# Task objective
Reproduce all lines of the listing below in which the word "Minou" occurs.

/---

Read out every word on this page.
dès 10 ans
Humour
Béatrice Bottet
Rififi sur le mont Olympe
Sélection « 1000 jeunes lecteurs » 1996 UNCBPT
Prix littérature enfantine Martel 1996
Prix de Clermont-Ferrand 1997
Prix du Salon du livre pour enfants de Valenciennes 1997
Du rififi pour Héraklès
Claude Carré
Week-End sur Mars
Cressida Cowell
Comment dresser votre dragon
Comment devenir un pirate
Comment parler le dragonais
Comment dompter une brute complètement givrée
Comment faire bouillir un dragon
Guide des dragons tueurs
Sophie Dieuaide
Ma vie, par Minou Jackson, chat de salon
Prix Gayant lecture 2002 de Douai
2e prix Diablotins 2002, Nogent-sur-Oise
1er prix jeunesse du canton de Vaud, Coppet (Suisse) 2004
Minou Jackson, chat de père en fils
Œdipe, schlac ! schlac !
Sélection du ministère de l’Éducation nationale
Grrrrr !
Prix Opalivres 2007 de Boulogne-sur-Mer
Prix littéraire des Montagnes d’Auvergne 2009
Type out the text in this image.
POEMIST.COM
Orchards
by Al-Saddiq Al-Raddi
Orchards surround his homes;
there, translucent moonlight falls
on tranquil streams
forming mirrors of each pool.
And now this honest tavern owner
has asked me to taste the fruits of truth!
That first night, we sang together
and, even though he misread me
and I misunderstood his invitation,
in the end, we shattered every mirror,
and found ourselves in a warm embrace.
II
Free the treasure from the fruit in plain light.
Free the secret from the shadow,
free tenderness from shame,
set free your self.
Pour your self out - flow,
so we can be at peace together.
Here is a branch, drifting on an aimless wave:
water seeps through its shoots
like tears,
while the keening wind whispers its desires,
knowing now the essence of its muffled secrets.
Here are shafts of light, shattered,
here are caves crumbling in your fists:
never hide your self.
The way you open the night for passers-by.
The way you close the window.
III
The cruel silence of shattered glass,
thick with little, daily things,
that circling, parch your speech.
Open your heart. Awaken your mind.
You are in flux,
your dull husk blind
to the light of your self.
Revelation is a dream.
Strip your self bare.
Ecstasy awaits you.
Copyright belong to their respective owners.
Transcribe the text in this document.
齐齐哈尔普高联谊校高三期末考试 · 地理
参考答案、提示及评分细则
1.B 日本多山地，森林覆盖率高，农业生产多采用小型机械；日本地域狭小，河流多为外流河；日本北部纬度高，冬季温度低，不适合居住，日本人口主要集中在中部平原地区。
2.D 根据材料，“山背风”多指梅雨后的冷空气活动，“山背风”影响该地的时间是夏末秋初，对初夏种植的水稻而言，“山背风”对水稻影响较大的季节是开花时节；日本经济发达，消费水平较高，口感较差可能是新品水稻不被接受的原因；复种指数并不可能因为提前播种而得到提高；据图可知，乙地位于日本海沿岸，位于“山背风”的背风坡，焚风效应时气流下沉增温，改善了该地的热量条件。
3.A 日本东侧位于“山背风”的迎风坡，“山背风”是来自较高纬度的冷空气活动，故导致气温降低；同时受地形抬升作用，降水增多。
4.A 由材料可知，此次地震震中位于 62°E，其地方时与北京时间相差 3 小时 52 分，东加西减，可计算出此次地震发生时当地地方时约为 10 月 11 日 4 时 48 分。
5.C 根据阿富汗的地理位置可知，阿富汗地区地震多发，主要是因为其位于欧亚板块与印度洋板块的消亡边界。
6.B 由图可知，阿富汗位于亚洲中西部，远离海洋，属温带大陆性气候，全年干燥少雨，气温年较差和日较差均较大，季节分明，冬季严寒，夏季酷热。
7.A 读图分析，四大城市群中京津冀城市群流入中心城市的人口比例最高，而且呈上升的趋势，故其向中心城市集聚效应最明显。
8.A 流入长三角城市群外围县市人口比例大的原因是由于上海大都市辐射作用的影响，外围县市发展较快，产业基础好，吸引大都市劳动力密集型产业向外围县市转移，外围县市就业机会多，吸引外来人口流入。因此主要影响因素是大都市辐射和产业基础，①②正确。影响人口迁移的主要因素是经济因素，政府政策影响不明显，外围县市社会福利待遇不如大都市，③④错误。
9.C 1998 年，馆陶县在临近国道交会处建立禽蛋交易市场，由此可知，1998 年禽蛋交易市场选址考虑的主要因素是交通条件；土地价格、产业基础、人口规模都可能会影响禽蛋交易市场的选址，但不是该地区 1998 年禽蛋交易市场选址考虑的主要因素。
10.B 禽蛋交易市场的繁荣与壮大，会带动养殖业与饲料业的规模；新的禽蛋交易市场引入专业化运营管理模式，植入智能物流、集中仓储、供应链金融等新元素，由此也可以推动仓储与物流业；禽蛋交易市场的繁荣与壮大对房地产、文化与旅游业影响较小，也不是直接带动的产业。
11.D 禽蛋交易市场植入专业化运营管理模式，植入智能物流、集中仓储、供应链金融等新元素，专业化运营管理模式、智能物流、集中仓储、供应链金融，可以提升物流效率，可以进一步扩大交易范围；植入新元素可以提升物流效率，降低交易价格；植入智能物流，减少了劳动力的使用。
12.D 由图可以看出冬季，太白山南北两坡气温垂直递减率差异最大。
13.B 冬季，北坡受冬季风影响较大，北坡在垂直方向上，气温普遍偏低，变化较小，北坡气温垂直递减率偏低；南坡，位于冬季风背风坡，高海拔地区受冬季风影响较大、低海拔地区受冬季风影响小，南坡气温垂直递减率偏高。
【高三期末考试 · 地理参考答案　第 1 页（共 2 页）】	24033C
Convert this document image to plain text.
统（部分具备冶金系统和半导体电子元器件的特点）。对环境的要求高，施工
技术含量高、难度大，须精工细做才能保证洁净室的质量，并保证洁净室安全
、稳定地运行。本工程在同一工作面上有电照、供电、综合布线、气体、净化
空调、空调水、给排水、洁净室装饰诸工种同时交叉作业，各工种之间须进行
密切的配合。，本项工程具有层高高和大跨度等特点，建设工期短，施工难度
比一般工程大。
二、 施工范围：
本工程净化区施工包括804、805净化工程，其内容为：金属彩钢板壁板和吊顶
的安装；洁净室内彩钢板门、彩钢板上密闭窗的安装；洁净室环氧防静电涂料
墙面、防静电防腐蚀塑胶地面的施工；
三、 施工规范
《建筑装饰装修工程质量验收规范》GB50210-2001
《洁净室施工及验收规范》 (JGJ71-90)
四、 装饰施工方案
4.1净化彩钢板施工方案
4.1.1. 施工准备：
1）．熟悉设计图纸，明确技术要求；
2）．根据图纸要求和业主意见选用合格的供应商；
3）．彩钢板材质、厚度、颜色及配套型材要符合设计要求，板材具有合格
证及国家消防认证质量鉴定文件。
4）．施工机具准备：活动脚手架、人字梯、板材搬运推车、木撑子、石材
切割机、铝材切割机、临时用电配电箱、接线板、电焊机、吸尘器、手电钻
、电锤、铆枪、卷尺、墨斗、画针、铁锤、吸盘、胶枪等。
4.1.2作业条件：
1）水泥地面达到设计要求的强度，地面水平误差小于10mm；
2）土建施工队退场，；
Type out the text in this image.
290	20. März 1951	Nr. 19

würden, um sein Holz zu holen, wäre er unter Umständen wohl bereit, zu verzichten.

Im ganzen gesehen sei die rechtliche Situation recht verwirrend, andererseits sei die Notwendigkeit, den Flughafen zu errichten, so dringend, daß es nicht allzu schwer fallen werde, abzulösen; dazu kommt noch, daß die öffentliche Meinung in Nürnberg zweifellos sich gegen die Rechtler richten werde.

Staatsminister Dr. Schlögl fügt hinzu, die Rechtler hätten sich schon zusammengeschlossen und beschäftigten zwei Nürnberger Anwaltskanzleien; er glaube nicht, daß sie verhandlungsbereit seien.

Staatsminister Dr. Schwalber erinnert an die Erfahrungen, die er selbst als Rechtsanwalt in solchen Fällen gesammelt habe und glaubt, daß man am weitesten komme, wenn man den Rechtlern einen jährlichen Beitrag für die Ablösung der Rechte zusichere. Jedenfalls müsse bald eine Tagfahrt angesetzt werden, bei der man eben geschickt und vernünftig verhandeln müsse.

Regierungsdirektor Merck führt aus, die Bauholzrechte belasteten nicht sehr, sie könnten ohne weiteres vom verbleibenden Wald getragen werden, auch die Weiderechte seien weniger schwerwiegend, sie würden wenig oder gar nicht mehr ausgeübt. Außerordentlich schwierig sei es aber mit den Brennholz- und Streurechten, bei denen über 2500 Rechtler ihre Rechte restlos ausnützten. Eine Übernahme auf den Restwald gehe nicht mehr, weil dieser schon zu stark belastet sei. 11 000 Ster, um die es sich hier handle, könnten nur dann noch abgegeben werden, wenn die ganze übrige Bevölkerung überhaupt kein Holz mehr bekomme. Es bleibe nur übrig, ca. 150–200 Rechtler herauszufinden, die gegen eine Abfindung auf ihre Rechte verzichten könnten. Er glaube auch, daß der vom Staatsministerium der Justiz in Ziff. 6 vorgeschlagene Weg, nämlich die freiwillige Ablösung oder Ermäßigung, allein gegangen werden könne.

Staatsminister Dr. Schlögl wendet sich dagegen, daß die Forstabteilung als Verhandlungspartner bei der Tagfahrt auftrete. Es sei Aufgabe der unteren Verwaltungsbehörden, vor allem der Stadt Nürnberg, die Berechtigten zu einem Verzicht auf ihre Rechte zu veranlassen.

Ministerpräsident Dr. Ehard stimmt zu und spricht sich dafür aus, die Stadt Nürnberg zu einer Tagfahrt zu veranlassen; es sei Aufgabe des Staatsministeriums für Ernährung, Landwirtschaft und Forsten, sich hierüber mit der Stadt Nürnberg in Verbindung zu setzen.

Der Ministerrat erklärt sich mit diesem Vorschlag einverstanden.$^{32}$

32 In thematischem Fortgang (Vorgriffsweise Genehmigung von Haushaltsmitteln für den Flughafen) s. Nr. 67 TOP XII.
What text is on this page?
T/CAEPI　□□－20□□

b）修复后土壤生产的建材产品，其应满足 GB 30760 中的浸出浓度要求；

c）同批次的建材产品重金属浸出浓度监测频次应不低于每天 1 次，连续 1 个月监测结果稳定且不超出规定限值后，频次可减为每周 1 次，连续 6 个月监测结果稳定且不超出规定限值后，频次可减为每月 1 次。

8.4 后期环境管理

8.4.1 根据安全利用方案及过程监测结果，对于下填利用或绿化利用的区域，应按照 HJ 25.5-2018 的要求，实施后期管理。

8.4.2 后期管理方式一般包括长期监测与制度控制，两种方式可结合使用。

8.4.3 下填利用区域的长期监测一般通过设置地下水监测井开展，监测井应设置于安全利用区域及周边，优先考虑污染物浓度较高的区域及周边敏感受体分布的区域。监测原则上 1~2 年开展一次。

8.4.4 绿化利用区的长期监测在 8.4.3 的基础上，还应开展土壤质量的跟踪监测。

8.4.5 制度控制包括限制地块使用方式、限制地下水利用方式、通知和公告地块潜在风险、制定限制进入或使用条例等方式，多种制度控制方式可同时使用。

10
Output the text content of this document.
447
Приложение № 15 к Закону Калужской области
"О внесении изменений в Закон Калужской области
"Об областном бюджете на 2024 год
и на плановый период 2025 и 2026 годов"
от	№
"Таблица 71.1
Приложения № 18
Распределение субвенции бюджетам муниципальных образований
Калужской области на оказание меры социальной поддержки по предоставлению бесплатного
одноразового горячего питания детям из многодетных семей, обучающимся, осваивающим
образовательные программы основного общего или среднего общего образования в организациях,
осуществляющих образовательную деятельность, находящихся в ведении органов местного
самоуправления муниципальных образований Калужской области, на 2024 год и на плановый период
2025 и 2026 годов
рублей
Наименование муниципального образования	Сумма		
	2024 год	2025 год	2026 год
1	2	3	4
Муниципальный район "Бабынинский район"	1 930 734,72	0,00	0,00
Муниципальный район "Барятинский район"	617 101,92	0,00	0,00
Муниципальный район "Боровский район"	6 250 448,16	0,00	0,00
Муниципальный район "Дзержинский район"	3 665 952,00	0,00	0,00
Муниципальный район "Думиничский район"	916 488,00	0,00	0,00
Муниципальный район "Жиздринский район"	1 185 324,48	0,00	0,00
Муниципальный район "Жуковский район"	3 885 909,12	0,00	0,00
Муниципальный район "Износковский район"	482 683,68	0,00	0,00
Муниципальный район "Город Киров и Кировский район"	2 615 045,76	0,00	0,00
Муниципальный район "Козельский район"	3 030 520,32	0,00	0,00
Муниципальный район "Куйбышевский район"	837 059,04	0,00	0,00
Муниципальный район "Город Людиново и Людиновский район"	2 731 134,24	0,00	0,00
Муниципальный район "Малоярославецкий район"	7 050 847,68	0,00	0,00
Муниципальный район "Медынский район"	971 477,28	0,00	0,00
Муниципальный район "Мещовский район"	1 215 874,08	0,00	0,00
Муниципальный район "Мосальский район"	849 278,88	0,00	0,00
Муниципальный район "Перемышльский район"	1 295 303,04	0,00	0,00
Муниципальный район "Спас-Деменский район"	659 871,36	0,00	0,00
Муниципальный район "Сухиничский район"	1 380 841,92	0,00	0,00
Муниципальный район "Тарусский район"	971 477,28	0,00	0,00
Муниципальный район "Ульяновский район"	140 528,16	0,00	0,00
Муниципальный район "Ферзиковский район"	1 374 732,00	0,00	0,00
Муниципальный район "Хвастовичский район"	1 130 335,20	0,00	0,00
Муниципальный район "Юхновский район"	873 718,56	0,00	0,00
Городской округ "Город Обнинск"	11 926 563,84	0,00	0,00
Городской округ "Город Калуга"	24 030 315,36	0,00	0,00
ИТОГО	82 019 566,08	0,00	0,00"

\---

# Completed task
Ma vie, par Minou Jackson, chat de salon
Minou Jackson, chat de père en fils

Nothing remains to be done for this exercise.